_DIRECTIVE_
Who does the text on big Picard theorems and algebraic hyperbolicity name as the author of the paper?
-- Start of EXCERPTED TEXT --
Big Picard theorems and algebraic hyperbolicity for varieties admitting a variation of Hodge structures

This paper establishes that a quasi-compact Kähler manifold admitting a complex polarized variation of Hodge structures with zero-dimensional fibers is algebraically hyperbolic and satisfies the generalized big Picard theorem, while also demonstrating that a finite étale cover of such a manifold admits a compactification where the boundary complement is Picard hyperbolic and all non-boundary subvarieties are of general type.

The Gist

Imagine you are exploring a vast, mysterious garden called $U$. This garden is beautiful, but it has a tricky feature: it's missing some parts (like a fence is broken, or a section is open to the void). In mathematical terms, this is a "quasi-compact" space.

The author of this paper, Ya Deng, is asking a very specific question about this garden: Is it "hyperbolic"?

In the world of complex geometry, "hyperbolic" doesn't mean it's cold or fast. It means the garden is rigid and restrictive. It's a place where you cannot wander around freely without hitting a wall. If you try to draw a path (a holomorphic map) through this garden, the rules of the universe force that path to behave in very strict ways.

Here is the breakdown of the paper's discoveries, using simple analogies.

1. The "Big Picard" Rule: The Hole in the Fence

Imagine you are walking toward a hole in the garden's fence (the boundary). In normal gardens, you might be able to walk right up to the hole and keep going forever, or the path might get messy and undefined.

The Big Picard Theorem is a famous rule that says: "If you try to walk toward a hole in a hyperbolic garden, you must be able to finish your walk smoothly. You can't just vanish or get stuck in chaos."
-- End of EXCERPTED TEXT --
-- Start of RECORDED DATA --
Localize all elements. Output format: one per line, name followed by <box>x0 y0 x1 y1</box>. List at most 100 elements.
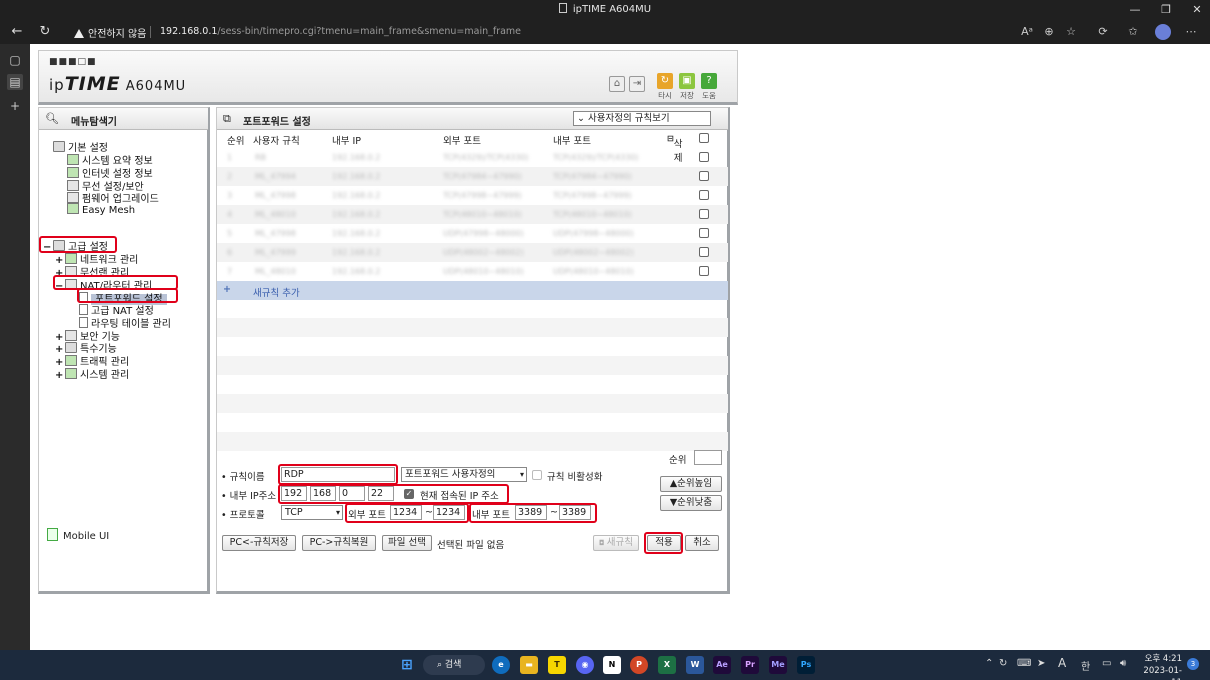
tab-page-icon[interactable]: ▤ <box>7 74 23 90</box>
table-row[interactable]: 7 ML_48010 192.168.0.2 UDP(48010~48010) UDP(… <box>217 262 728 281</box>
tray-font-icon[interactable]: A <box>1058 656 1066 670</box>
row-delete-checkbox[interactable] <box>699 152 709 162</box>
logo-dots: ■■■□■ <box>49 57 97 67</box>
menu-explorer: 🔍︎ 메뉴탐색기 기본 설정 시스템 요약 정보 인터넷 설정 정보 무선 설정… <box>38 107 210 594</box>
notification-badge[interactable]: 3 <box>1187 658 1199 670</box>
discord-icon[interactable]: ◉ <box>576 656 594 674</box>
tray-sync-icon[interactable]: ↻ <box>999 658 1007 669</box>
taskbar-clock[interactable]: 오후 4:212023-01-11 <box>1140 653 1182 680</box>
favorites-icon[interactable]: ✩ <box>1124 23 1142 41</box>
rank-up-button[interactable]: ▲순위높임 <box>660 476 722 492</box>
row-delete-checkbox[interactable] <box>699 171 709 181</box>
tray-chevron-up-icon[interactable]: ⌃ <box>985 658 993 669</box>
mobile-icon <box>47 528 58 541</box>
more-icon[interactable]: ⋯ <box>1182 23 1200 41</box>
add-rule-row[interactable]: + 새규칙 추가 <box>217 281 728 300</box>
tray-volume-icon[interactable]: 🔊︎ <box>1120 658 1126 669</box>
new-rule-icon: ◘ <box>599 539 607 547</box>
tray-network-icon[interactable]: ▭ <box>1102 658 1111 669</box>
current-ip-checkbox[interactable]: ✓ <box>404 489 414 499</box>
row-delete-checkbox[interactable] <box>699 228 709 238</box>
tray-keyboard-icon[interactable]: ⌨ <box>1017 658 1031 669</box>
rank-down-button[interactable]: ▼순위낮춤 <box>660 495 722 511</box>
rule-view-select[interactable]: ⌄ 사용자정의 규칙보기 <box>573 111 711 126</box>
rank-input[interactable] <box>694 450 722 465</box>
start-icon[interactable]: ⊞ <box>398 656 416 674</box>
col-internal-ip: 내부 IP <box>332 136 362 147</box>
table-row[interactable]: 2 ML_47994 192.168.0.2 TCP(47984~47990) TCP(… <box>217 167 728 186</box>
word-icon[interactable]: W <box>686 656 704 674</box>
row-delete-checkbox[interactable] <box>699 247 709 257</box>
delete-all-checkbox[interactable] <box>699 133 709 143</box>
ip-octet-2[interactable]: 168 <box>310 486 336 501</box>
row-delete-checkbox[interactable] <box>699 209 709 219</box>
rule-type-select[interactable]: 포트포워드 사용자정의 ▾ <box>401 467 527 482</box>
maximize-button[interactable]: ❐ <box>1151 0 1181 20</box>
internal-port-to[interactable]: 3389 <box>559 505 591 520</box>
extensions-icon[interactable]: ⟳ <box>1094 23 1112 41</box>
kakaotalk-icon[interactable]: T <box>548 656 566 674</box>
file-select-button[interactable]: 파일 선택 <box>382 535 432 551</box>
ime-indicator[interactable]: 한 <box>1081 658 1090 673</box>
protocol-select[interactable]: TCP ▾ <box>281 505 343 520</box>
new-tab-icon[interactable]: + <box>7 98 23 114</box>
file-explorer-icon[interactable]: ▬ <box>520 656 538 674</box>
mobile-ui-link[interactable]: Mobile UI <box>47 528 109 542</box>
refresh-button[interactable]: ↻ 타시 <box>656 73 674 101</box>
protocol-label: • 프로토콜 <box>221 510 265 521</box>
chevron-down-icon: ⌄ <box>577 113 588 124</box>
logout-icon[interactable]: ⇥ <box>629 76 645 92</box>
tray-send-icon[interactable]: ➤ <box>1037 658 1045 669</box>
save-to-pc-button[interactable]: PC<-규칙저장 <box>222 535 296 551</box>
table-row[interactable]: 6 ML_47999 192.168.0.2 UDP(48002~48002) UDP(… <box>217 243 728 262</box>
document-icon <box>79 317 88 328</box>
rule-name-input[interactable]: RDP <box>281 467 395 482</box>
external-port-to[interactable]: 1234 <box>433 505 465 520</box>
taskbar-search[interactable]: ⌕ 검색 <box>423 655 485 675</box>
nav-system-manage[interactable]: + 시스템 관리 <box>55 366 129 381</box>
window-titlebar: ipTIME A604MU — ❐ ✕ <box>0 0 1210 20</box>
powerpoint-icon[interactable]: P <box>630 656 648 674</box>
photoshop-icon[interactable]: Ps <box>797 656 815 674</box>
ip-octet-4[interactable]: 22 <box>368 486 394 501</box>
row-delete-checkbox[interactable] <box>699 266 709 276</box>
premiere-icon[interactable]: Pr <box>741 656 759 674</box>
zoom-icon[interactable]: ⊕ <box>1040 23 1058 41</box>
cancel-button[interactable]: 취소 <box>685 535 719 551</box>
refresh-icon[interactable]: ↻ <box>36 23 54 41</box>
nav-easy-mesh[interactable]: Easy Mesh <box>67 203 135 216</box>
ip-octet-1[interactable]: 192 <box>281 486 307 501</box>
restore-from-pc-button[interactable]: PC->규칙복원 <box>302 535 376 551</box>
minimize-button[interactable]: — <box>1120 0 1150 20</box>
favorite-add-icon[interactable]: ☆ <box>1062 23 1080 41</box>
table-row[interactable]: 1 RB 192.168.0.2 TCP(4329)/TCP(4330) TCP(432… <box>217 148 728 167</box>
excel-icon[interactable]: X <box>658 656 676 674</box>
edge-icon[interactable]: e <box>492 656 510 674</box>
media-encoder-icon[interactable]: Me <box>769 656 787 674</box>
row-delete-checkbox[interactable] <box>699 190 709 200</box>
back-icon[interactable]: ← <box>8 23 26 41</box>
internal-port-from[interactable]: 3389 <box>515 505 547 520</box>
after-effects-icon[interactable]: Ae <box>713 656 731 674</box>
tab-actions-icon[interactable]: ▢ <box>7 52 23 68</box>
table-row[interactable]: 5 ML_47998 192.168.0.2 UDP(47998~48000) UDP(… <box>217 224 728 243</box>
wireless-icon <box>65 266 77 277</box>
table-row[interactable]: 3 ML_47998 192.168.0.2 TCP(47998~47999) TCP(… <box>217 186 728 205</box>
security-warning[interactable]: 안전하지 않음 <box>74 25 146 40</box>
apply-button[interactable]: 적용 <box>647 535 681 551</box>
table-row[interactable]: 4 ML_48010 192.168.0.2 TCP(48010~48010) TCP(… <box>217 205 728 224</box>
help-button[interactable]: ? 도움 <box>700 73 718 101</box>
menu-explorer-title: 메뉴탐색기 <box>71 117 117 128</box>
home-icon[interactable]: ⌂ <box>609 76 625 92</box>
read-aloud-icon[interactable]: Aᵃ <box>1018 23 1036 41</box>
url-field[interactable]: 안전하지 않음 192.168.0.1/sess-bin/timepro.cgi… <box>62 23 1092 41</box>
new-rule-button[interactable]: ◘ 새규칙 <box>593 535 639 551</box>
close-button[interactable]: ✕ <box>1182 0 1210 20</box>
iptime-logo: ipTIME A604MU <box>49 73 187 95</box>
profile-avatar[interactable] <box>1155 24 1171 40</box>
external-port-from[interactable]: 1234 <box>390 505 422 520</box>
save-button[interactable]: ▣ 저장 <box>678 73 696 101</box>
notion-icon[interactable]: N <box>603 656 621 674</box>
disable-rule-checkbox[interactable] <box>532 470 542 480</box>
ip-octet-3[interactable]: 0 <box>339 486 365 501</box>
-- End of RECORDED DATA --
_FINAL RESULT_
Ya Deng